What you need to do. Everything in the listing except the pictures should be written out exactly.

[Start]

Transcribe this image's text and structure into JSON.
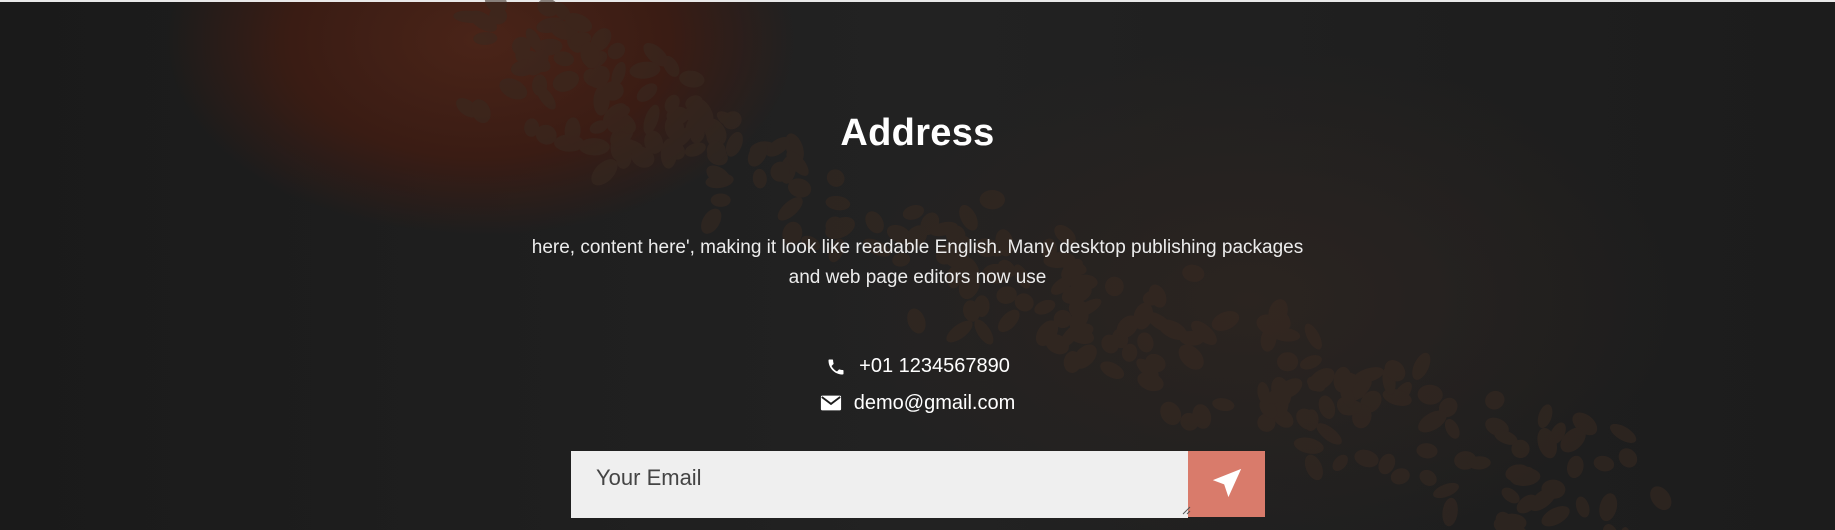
{
  "section": {
    "title": "Address",
    "description": "here, content here', making it look like readable English. Many desktop publishing packages and web page editors now use"
  },
  "contact": {
    "phone": "+01 1234567890",
    "phone_icon": "phone-icon",
    "email": "demo@gmail.com",
    "email_icon": "envelope-icon"
  },
  "newsletter": {
    "placeholder": "Your Email",
    "submit_icon": "send-icon",
    "submit_color": "#d97b6b"
  },
  "colors": {
    "background": "#1d1d1d",
    "text": "#ffffff",
    "input_bg": "#efefef"
  }
}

[End]

Result of the task.
Transcribe this image's text and structure into JSON.
{
  "section": {
    "title": "Address",
    "description": "here, content here', making it look like readable English. Many desktop publishing packages and web page editors now use"
  },
  "contact": {
    "phone": "+01 1234567890",
    "phone_icon": "phone-icon",
    "email": "demo@gmail.com",
    "email_icon": "envelope-icon"
  },
  "newsletter": {
    "placeholder": "Your Email",
    "submit_icon": "send-icon",
    "submit_color": "#d97b6b"
  },
  "colors": {
    "background": "#1d1d1d",
    "text": "#ffffff",
    "input_bg": "#efefef"
  }
}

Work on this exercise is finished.